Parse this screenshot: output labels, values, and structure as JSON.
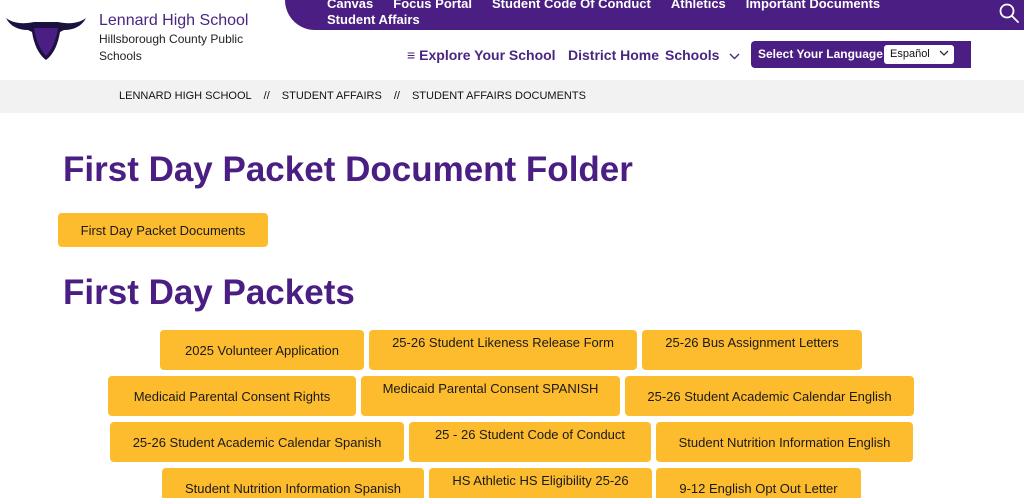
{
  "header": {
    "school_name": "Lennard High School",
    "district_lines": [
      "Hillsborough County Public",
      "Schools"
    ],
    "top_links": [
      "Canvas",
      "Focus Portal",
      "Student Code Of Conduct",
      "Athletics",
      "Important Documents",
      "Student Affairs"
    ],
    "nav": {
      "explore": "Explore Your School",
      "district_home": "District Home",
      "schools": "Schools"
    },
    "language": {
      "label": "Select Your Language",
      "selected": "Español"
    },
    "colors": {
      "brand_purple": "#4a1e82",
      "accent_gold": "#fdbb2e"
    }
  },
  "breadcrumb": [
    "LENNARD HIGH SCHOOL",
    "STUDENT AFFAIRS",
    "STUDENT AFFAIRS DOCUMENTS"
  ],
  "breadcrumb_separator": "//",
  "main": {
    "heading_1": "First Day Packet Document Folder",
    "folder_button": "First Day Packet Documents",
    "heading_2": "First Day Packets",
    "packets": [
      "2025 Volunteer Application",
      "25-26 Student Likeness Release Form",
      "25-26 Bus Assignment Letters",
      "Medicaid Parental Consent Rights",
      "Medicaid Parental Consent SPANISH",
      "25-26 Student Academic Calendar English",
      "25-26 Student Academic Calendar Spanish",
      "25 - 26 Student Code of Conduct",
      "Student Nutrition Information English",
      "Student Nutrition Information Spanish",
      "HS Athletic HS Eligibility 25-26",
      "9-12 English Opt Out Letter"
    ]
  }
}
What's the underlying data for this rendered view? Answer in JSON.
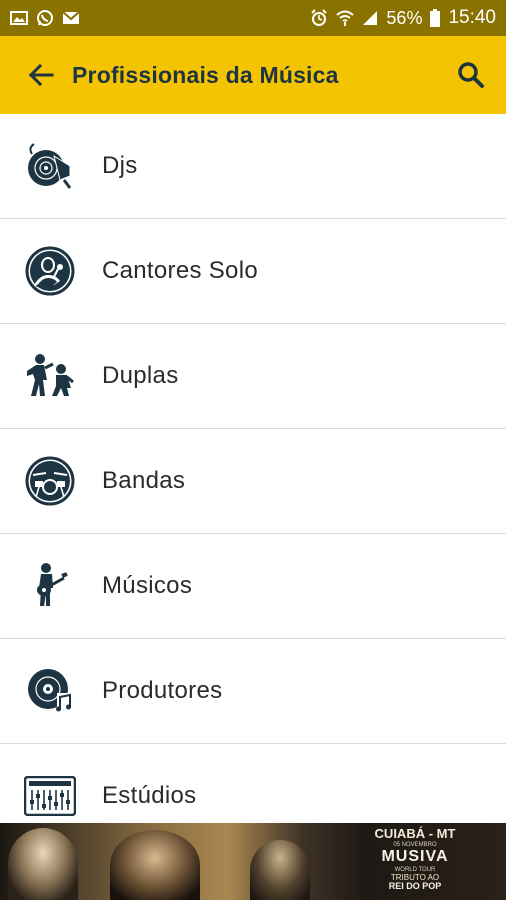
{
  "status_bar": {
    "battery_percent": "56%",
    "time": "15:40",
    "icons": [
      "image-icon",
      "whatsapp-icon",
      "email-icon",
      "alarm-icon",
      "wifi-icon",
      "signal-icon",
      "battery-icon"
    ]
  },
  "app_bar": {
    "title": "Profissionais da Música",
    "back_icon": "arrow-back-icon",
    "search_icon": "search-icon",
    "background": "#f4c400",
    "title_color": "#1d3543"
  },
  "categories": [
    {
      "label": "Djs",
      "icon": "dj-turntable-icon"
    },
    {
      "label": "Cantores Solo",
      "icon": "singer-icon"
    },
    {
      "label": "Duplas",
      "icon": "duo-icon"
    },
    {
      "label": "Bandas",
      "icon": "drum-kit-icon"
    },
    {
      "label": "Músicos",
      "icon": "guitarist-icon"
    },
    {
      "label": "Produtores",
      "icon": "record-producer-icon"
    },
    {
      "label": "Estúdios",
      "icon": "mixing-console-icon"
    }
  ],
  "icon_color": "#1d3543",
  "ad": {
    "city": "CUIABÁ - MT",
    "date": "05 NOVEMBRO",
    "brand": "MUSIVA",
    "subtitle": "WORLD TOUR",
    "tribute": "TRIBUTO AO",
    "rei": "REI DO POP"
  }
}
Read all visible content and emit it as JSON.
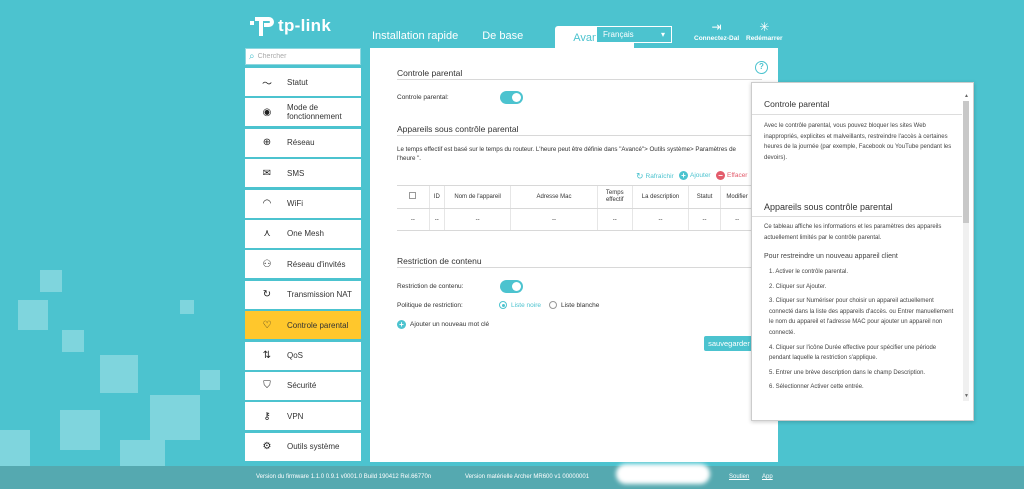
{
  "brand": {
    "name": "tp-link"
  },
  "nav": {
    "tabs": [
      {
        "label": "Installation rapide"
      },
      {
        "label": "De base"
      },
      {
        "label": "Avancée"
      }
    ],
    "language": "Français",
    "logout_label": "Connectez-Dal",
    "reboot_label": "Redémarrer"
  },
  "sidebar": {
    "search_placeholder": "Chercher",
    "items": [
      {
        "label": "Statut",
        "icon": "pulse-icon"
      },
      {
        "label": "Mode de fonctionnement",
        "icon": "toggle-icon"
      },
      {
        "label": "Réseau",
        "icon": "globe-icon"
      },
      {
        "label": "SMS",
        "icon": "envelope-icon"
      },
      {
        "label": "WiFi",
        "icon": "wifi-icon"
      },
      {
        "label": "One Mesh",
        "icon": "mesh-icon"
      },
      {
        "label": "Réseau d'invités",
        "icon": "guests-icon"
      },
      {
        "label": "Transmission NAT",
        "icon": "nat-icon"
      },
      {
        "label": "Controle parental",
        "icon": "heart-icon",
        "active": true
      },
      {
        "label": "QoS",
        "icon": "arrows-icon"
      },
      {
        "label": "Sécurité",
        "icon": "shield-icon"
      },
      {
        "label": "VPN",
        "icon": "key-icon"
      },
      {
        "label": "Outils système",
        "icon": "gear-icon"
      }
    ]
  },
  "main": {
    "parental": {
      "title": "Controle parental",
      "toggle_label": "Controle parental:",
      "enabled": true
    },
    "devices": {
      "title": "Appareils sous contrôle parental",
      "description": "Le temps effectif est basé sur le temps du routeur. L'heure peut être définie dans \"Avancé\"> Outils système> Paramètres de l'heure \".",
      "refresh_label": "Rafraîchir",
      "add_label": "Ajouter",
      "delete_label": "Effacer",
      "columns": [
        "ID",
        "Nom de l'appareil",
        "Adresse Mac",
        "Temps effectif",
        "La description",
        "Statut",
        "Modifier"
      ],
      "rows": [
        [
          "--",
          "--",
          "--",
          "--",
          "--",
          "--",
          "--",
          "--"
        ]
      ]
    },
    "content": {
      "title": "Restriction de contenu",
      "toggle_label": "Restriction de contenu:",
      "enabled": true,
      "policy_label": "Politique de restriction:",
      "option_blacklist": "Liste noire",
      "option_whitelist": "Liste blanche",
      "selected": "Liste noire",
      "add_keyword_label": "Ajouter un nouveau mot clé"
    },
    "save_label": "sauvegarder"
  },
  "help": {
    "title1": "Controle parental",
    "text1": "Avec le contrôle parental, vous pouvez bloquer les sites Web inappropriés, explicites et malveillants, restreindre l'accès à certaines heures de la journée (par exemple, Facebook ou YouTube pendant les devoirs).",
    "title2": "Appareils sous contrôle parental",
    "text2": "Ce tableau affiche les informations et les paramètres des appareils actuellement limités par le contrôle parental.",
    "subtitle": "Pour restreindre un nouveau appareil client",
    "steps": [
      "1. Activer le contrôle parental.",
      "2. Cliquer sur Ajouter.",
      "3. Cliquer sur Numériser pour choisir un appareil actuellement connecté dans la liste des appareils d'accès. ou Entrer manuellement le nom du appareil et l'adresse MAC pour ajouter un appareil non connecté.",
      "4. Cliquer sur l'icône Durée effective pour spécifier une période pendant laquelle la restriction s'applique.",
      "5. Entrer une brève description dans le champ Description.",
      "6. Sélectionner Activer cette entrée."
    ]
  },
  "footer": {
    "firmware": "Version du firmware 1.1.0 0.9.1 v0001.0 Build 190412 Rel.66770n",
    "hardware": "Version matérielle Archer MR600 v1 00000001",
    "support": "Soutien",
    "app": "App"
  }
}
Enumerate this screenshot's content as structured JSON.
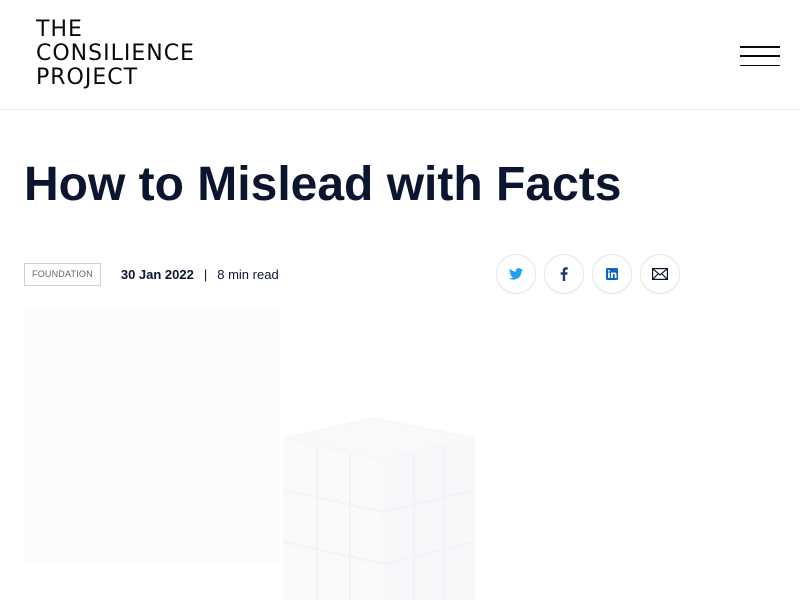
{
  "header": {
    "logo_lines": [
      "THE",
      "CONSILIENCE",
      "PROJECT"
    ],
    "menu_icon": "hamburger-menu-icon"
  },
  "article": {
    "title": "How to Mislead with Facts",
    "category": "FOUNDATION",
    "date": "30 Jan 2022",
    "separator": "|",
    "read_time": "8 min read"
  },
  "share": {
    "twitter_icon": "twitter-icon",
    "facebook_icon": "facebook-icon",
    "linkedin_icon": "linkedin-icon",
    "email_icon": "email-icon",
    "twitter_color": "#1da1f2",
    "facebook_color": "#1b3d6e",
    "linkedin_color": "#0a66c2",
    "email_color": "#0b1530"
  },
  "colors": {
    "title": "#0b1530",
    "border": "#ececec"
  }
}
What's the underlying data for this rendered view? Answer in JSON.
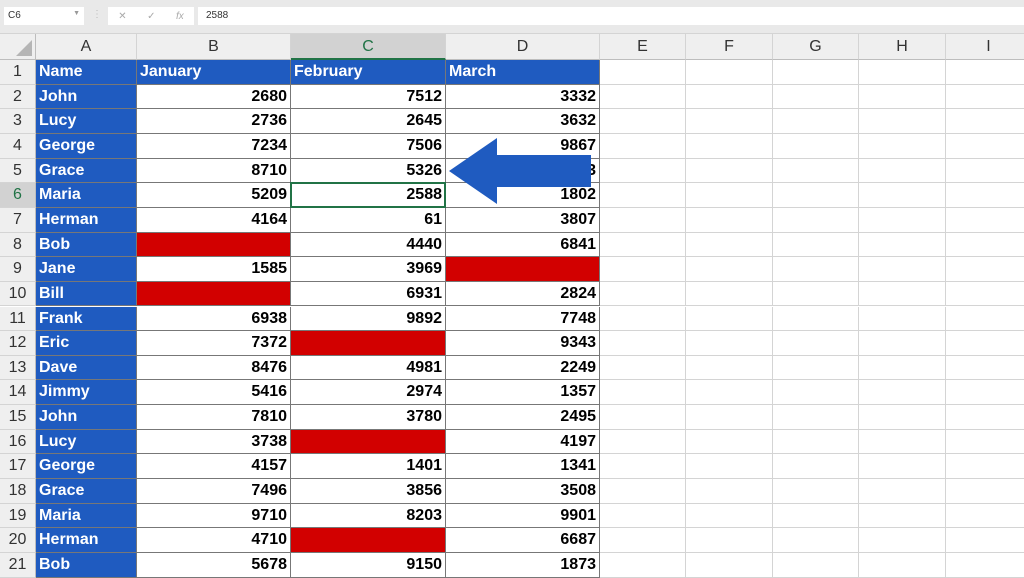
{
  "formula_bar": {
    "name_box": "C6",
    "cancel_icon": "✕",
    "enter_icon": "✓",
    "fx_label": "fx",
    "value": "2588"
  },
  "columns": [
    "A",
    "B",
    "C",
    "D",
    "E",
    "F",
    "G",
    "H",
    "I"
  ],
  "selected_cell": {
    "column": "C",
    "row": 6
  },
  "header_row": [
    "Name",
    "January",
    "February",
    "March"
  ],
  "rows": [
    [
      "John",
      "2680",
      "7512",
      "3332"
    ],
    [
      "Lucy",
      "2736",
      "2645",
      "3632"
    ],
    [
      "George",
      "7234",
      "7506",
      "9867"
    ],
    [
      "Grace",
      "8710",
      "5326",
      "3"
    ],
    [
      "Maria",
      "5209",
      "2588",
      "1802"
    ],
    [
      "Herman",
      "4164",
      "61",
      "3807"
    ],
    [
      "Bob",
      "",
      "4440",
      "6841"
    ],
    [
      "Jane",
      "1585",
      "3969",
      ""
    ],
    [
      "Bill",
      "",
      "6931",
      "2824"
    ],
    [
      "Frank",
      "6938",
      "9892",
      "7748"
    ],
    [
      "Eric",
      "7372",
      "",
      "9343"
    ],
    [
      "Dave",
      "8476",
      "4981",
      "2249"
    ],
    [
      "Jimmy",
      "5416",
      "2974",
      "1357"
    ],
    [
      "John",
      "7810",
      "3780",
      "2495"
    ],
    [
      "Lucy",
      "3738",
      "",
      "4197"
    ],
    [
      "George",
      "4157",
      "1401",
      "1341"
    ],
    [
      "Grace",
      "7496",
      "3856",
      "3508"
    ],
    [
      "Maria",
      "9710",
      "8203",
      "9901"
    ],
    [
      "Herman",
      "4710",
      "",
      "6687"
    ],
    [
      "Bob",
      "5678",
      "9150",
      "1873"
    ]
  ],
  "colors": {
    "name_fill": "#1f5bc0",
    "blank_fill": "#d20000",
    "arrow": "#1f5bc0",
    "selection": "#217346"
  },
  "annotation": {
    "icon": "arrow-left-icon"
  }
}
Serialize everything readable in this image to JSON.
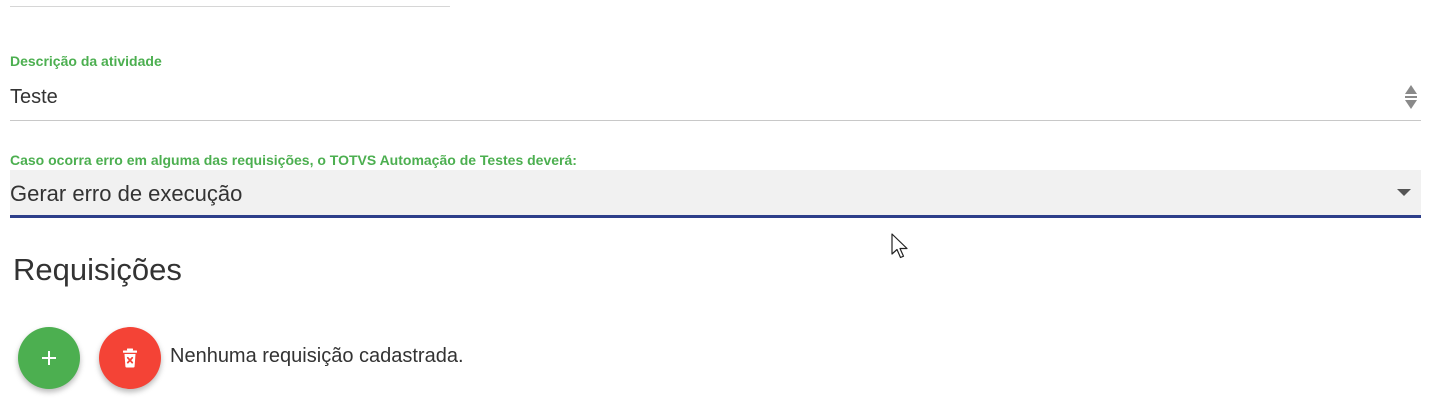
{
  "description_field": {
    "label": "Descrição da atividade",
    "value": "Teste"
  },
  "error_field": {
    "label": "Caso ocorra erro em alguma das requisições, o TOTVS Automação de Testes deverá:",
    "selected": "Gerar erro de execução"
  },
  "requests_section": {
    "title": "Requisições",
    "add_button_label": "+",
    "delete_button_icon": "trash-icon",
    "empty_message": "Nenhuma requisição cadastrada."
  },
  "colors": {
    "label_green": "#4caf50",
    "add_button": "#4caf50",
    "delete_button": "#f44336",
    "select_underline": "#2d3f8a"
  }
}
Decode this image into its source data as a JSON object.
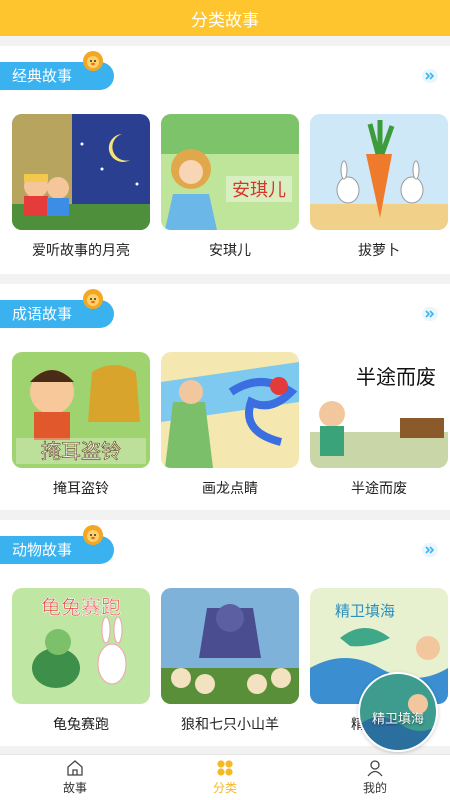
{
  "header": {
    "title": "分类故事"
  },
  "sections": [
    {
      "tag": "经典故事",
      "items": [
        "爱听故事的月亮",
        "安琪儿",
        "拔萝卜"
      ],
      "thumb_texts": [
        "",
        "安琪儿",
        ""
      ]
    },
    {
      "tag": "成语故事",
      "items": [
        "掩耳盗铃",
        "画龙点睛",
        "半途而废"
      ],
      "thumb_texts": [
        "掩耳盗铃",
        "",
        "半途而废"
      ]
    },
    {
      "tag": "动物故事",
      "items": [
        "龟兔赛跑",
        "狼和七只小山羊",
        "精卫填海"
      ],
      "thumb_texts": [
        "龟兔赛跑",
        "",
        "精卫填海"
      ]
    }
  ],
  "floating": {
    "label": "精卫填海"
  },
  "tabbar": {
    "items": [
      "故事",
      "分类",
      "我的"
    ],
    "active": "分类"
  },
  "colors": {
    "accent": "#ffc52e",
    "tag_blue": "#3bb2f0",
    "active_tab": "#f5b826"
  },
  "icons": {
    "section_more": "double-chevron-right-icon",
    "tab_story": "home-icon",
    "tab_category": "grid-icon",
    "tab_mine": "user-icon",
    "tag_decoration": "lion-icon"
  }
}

================

*EXERCISE OBJECTIVE*.
Copy out every line of the data that includes the word "image".

*OUTPUT OF THE EXERCISE*.
      "image-icon",
Serialize everything readable in this image to JSON.
Decode this image into its source data as a JSON object.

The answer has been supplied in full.